-- Task description --
In the material below, find how many lines contain the string "Card". Write only that number.

(Stored items)
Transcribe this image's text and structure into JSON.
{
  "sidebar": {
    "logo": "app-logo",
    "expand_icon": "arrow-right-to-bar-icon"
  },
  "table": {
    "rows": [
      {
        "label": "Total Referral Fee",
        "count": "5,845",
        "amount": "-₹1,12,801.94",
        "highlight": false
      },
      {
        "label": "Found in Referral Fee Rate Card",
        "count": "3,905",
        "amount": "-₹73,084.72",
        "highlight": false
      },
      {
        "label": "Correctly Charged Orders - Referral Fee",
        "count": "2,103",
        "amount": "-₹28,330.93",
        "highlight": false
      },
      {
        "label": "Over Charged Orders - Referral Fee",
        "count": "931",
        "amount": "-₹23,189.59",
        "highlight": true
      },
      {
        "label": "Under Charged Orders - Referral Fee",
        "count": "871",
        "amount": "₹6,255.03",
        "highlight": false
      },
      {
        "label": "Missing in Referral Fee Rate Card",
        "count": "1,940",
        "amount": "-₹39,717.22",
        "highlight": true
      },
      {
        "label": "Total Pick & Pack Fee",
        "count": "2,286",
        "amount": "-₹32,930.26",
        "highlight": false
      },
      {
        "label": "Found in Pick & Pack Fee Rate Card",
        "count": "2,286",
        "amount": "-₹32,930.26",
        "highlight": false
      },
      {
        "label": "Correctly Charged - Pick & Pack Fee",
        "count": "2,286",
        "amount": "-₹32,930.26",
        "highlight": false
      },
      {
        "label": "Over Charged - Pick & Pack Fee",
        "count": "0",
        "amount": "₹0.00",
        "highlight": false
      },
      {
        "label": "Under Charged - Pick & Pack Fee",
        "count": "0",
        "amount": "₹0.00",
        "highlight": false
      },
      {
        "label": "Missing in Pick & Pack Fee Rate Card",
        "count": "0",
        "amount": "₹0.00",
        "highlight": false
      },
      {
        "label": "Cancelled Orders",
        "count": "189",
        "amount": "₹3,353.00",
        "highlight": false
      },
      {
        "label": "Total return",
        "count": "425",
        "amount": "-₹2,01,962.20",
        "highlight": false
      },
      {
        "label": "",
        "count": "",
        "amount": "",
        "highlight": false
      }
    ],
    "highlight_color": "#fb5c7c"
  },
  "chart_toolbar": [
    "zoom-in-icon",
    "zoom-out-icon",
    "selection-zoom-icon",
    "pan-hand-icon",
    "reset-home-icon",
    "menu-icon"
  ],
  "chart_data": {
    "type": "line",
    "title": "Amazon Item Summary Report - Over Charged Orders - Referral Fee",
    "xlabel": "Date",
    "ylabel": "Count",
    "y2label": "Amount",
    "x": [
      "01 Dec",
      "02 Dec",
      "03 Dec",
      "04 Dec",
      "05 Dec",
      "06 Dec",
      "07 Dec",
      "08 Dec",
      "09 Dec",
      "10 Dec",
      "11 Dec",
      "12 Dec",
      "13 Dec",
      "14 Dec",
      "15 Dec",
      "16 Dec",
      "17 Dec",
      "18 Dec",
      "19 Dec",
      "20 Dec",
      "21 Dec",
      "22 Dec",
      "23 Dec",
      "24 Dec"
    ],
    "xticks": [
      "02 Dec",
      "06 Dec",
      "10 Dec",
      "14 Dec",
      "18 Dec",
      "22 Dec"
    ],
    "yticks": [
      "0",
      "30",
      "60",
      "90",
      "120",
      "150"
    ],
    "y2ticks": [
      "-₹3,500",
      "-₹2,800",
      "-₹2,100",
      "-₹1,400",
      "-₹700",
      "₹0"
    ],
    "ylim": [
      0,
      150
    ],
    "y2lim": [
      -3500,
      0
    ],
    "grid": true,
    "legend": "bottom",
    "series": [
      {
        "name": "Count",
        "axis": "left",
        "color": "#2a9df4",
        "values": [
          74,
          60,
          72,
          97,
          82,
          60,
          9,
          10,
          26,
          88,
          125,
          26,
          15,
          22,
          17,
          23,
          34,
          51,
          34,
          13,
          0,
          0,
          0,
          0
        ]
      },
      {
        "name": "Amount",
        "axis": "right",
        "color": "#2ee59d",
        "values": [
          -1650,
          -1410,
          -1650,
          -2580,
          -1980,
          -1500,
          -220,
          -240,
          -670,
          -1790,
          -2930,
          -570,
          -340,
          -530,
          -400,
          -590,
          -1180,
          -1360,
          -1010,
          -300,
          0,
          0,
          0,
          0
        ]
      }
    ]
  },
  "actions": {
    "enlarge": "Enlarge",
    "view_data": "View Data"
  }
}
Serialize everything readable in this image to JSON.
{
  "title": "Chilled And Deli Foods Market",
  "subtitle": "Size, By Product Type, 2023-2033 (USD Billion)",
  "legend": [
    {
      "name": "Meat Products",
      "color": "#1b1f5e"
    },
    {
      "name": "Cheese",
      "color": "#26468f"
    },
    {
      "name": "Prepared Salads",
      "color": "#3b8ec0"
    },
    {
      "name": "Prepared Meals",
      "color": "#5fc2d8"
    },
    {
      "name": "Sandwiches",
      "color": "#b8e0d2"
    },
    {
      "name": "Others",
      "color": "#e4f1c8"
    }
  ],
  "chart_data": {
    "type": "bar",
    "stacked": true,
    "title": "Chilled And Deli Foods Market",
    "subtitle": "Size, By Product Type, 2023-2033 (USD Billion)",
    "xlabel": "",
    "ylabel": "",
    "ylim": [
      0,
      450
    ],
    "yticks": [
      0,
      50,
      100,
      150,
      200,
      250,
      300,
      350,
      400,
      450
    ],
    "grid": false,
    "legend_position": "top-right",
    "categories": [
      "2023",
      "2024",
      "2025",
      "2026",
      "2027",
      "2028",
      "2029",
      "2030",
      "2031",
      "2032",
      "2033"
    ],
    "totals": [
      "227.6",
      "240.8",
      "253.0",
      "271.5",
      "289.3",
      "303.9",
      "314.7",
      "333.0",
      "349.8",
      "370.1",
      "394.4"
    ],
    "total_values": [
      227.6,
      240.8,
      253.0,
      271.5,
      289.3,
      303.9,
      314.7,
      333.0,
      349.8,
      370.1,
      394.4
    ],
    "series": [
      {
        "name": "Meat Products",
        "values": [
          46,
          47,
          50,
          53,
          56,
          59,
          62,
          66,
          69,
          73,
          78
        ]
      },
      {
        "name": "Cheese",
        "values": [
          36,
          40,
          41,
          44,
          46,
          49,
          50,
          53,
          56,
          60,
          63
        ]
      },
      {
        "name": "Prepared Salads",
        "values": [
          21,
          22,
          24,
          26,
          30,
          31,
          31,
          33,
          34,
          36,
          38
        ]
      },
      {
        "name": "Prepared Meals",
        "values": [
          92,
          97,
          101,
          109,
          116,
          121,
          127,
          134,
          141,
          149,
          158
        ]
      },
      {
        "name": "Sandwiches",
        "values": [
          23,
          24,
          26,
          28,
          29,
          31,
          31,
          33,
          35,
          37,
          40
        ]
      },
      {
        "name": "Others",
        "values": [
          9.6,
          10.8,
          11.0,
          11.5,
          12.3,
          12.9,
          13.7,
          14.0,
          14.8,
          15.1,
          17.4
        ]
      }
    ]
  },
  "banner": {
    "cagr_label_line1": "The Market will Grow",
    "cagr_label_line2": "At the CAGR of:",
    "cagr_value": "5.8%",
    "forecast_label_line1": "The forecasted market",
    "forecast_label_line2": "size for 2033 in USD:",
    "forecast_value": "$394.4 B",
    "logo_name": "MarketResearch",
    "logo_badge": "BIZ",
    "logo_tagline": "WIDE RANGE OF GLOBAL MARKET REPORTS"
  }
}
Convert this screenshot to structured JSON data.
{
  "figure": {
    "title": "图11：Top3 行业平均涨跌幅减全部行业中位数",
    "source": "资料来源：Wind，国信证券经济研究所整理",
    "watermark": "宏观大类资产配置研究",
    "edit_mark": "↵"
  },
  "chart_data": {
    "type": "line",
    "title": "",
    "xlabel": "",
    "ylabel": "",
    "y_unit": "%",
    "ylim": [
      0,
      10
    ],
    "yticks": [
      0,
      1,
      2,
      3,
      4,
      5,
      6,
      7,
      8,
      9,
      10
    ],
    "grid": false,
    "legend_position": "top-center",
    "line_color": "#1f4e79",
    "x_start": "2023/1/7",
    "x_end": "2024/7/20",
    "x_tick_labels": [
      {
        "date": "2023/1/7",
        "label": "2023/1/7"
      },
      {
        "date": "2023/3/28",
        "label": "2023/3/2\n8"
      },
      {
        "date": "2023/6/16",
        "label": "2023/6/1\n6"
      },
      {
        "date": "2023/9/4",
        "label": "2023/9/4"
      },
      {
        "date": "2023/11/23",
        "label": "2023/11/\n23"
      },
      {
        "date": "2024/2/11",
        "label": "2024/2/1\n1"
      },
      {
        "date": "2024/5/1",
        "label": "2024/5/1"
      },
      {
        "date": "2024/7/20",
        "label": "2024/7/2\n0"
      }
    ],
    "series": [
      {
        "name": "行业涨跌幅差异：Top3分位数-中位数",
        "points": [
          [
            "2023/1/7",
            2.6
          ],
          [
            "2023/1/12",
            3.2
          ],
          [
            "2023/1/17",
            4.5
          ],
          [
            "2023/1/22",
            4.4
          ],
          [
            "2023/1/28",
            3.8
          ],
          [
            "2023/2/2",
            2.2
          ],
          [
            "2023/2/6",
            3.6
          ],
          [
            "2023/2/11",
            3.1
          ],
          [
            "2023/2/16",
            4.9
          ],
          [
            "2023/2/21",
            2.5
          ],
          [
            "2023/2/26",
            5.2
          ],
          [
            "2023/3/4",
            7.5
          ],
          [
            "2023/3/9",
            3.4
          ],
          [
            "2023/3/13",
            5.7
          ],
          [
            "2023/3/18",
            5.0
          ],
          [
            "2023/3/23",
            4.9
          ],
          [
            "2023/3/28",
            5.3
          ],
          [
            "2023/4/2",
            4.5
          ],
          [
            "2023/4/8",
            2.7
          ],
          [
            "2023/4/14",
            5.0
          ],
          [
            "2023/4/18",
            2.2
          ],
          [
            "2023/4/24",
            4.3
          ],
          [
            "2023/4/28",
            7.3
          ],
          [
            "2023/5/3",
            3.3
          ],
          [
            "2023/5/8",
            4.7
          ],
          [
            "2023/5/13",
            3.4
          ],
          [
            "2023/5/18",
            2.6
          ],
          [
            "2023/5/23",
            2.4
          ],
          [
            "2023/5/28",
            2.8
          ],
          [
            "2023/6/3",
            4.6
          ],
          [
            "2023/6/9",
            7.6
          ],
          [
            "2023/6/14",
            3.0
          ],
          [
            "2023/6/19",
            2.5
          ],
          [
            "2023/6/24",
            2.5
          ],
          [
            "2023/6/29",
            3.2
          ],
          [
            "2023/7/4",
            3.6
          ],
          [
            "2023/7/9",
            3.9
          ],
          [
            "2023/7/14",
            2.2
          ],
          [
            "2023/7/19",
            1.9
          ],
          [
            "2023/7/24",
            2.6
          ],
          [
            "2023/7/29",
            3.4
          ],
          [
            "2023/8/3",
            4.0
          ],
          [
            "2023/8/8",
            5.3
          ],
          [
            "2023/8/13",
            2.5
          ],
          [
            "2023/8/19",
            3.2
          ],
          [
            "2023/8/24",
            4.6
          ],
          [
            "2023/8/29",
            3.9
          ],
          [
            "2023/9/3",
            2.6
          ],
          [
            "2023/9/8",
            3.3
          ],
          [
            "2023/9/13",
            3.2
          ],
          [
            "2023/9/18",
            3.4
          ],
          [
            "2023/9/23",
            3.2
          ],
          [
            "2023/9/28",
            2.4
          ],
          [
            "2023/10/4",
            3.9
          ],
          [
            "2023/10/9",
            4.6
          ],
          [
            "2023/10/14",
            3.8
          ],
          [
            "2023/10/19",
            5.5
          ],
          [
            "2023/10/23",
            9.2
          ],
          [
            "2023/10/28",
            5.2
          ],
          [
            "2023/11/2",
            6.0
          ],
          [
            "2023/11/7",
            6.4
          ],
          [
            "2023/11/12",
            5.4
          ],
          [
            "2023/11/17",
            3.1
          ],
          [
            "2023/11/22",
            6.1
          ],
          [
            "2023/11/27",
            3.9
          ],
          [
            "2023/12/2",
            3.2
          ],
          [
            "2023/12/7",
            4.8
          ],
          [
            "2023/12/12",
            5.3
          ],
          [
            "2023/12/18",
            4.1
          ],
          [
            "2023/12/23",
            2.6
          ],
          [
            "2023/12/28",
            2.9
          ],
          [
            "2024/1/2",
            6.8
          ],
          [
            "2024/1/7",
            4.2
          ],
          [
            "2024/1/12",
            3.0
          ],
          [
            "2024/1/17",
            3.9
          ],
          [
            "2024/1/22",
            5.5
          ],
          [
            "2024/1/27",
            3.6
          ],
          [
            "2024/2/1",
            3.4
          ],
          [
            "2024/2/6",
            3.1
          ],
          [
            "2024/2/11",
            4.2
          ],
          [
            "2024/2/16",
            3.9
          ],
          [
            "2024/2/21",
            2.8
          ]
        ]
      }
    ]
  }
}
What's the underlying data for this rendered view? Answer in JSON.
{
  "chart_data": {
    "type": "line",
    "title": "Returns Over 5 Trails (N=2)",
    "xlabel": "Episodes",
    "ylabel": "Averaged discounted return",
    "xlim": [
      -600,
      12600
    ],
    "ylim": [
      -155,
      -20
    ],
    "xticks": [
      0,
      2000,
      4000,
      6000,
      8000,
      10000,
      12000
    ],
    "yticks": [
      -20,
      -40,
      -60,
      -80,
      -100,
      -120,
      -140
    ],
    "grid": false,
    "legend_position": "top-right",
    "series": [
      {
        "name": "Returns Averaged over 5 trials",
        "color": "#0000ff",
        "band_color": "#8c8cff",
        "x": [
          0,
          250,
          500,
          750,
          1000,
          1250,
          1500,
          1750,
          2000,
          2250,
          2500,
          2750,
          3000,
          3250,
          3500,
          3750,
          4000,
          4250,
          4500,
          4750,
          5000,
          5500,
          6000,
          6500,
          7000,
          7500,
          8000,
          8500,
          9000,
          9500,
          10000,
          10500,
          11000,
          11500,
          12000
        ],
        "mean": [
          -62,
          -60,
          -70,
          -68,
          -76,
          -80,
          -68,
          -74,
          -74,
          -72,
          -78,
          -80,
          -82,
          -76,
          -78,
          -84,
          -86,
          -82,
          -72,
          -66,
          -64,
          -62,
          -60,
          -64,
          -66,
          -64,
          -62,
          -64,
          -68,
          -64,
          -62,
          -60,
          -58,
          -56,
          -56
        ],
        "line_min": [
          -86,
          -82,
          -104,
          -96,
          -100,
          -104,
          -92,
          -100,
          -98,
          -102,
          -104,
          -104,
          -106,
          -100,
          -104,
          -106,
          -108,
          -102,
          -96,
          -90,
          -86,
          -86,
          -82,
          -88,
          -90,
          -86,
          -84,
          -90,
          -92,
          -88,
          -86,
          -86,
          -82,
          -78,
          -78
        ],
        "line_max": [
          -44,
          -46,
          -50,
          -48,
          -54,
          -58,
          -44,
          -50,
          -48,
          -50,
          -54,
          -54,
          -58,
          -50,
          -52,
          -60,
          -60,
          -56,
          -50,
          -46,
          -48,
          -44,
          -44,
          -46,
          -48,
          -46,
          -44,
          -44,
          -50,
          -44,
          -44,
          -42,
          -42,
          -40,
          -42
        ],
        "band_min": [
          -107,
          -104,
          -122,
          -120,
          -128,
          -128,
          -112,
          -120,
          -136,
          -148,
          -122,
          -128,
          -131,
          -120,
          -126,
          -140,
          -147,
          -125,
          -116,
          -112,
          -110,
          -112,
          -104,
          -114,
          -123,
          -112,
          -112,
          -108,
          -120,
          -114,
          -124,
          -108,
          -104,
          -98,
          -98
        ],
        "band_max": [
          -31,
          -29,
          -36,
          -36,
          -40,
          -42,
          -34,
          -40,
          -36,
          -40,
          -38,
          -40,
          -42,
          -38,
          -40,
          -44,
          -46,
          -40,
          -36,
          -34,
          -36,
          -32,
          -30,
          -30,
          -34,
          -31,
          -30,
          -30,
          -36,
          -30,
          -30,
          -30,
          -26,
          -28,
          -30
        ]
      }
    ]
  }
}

-- Task solution --
4